> _WHAT IS REQUIRED_:
The listing below should be written out exactly; please include all of it.

> _RECORD LIST_:

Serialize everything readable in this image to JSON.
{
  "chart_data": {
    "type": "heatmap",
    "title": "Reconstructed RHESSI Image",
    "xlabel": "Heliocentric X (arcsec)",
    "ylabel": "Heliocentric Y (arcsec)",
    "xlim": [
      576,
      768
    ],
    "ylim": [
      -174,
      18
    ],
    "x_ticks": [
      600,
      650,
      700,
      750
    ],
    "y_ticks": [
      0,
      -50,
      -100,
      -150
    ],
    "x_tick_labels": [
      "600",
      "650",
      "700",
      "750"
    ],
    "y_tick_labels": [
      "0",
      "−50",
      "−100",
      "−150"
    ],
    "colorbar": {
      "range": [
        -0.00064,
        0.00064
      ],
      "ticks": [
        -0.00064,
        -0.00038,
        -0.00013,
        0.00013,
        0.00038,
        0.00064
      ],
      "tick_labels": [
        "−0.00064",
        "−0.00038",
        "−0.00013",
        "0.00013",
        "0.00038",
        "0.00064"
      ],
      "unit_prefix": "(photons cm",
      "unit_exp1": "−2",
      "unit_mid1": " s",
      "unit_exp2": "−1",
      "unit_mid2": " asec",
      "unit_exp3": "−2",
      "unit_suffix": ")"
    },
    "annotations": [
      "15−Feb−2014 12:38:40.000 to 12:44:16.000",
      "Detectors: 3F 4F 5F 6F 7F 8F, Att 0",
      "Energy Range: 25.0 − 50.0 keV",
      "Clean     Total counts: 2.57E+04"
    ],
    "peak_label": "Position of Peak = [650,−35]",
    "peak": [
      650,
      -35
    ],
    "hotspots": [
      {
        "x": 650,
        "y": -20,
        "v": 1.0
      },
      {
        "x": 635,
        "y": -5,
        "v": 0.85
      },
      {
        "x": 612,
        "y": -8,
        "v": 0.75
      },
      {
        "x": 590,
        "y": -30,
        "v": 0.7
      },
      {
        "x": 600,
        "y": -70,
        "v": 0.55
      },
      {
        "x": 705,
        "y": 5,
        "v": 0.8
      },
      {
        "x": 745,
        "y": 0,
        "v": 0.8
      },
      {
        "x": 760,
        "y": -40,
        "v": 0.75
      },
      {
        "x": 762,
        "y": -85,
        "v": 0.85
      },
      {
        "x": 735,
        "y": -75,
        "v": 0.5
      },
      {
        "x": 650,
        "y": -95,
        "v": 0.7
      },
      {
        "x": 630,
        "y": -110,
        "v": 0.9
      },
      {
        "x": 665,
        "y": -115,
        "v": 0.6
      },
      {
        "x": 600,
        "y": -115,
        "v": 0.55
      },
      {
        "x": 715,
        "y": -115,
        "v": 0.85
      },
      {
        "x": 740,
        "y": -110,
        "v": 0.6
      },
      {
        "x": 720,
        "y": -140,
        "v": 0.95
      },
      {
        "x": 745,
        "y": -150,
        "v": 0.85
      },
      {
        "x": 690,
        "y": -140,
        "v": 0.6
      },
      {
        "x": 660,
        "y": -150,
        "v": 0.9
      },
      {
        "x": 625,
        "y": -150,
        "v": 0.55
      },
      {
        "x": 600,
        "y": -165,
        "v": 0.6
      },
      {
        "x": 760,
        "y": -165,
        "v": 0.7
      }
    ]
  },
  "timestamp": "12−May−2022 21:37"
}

> _PROBLEM SOLUTION_:
Serialize everything readable in this image to JSON.
{
  "chart_data": {
    "type": "heatmap",
    "title": "Reconstructed RHESSI Image",
    "xlabel": "Heliocentric X (arcsec)",
    "ylabel": "Heliocentric Y (arcsec)",
    "xlim": [
      576,
      768
    ],
    "ylim": [
      -174,
      18
    ],
    "x_ticks": [
      600,
      650,
      700,
      750
    ],
    "y_ticks": [
      0,
      -50,
      -100,
      -150
    ],
    "x_tick_labels": [
      "600",
      "650",
      "700",
      "750"
    ],
    "y_tick_labels": [
      "0",
      "−50",
      "−100",
      "−150"
    ],
    "colorbar": {
      "range": [
        -0.00064,
        0.00064
      ],
      "ticks": [
        -0.00064,
        -0.00038,
        -0.00013,
        0.00013,
        0.00038,
        0.00064
      ],
      "tick_labels": [
        "−0.00064",
        "−0.00038",
        "−0.00013",
        "0.00013",
        "0.00038",
        "0.00064"
      ],
      "unit_prefix": "(photons cm",
      "unit_exp1": "−2",
      "unit_mid1": " s",
      "unit_exp2": "−1",
      "unit_mid2": " asec",
      "unit_exp3": "−2",
      "unit_suffix": ")"
    },
    "annotations": [
      "15−Feb−2014 12:38:40.000 to 12:44:16.000",
      "Detectors: 3F 4F 5F 6F 7F 8F, Att 0",
      "Energy Range: 25.0 − 50.0 keV",
      "Clean     Total counts: 2.57E+04"
    ],
    "peak_label": "Position of Peak = [650,−35]",
    "peak": [
      650,
      -35
    ],
    "hotspots": [
      {
        "x": 650,
        "y": -20,
        "v": 1.0
      },
      {
        "x": 635,
        "y": -5,
        "v": 0.85
      },
      {
        "x": 612,
        "y": -8,
        "v": 0.75
      },
      {
        "x": 590,
        "y": -30,
        "v": 0.7
      },
      {
        "x": 600,
        "y": -70,
        "v": 0.55
      },
      {
        "x": 705,
        "y": 5,
        "v": 0.8
      },
      {
        "x": 745,
        "y": 0,
        "v": 0.8
      },
      {
        "x": 760,
        "y": -40,
        "v": 0.75
      },
      {
        "x": 762,
        "y": -85,
        "v": 0.85
      },
      {
        "x": 735,
        "y": -75,
        "v": 0.5
      },
      {
        "x": 650,
        "y": -95,
        "v": 0.7
      },
      {
        "x": 630,
        "y": -110,
        "v": 0.9
      },
      {
        "x": 665,
        "y": -115,
        "v": 0.6
      },
      {
        "x": 600,
        "y": -115,
        "v": 0.55
      },
      {
        "x": 715,
        "y": -115,
        "v": 0.85
      },
      {
        "x": 740,
        "y": -110,
        "v": 0.6
      },
      {
        "x": 720,
        "y": -140,
        "v": 0.95
      },
      {
        "x": 745,
        "y": -150,
        "v": 0.85
      },
      {
        "x": 690,
        "y": -140,
        "v": 0.6
      },
      {
        "x": 660,
        "y": -150,
        "v": 0.9
      },
      {
        "x": 625,
        "y": -150,
        "v": 0.55
      },
      {
        "x": 600,
        "y": -165,
        "v": 0.6
      },
      {
        "x": 760,
        "y": -165,
        "v": 0.7
      }
    ]
  },
  "timestamp": "12−May−2022 21:37"
}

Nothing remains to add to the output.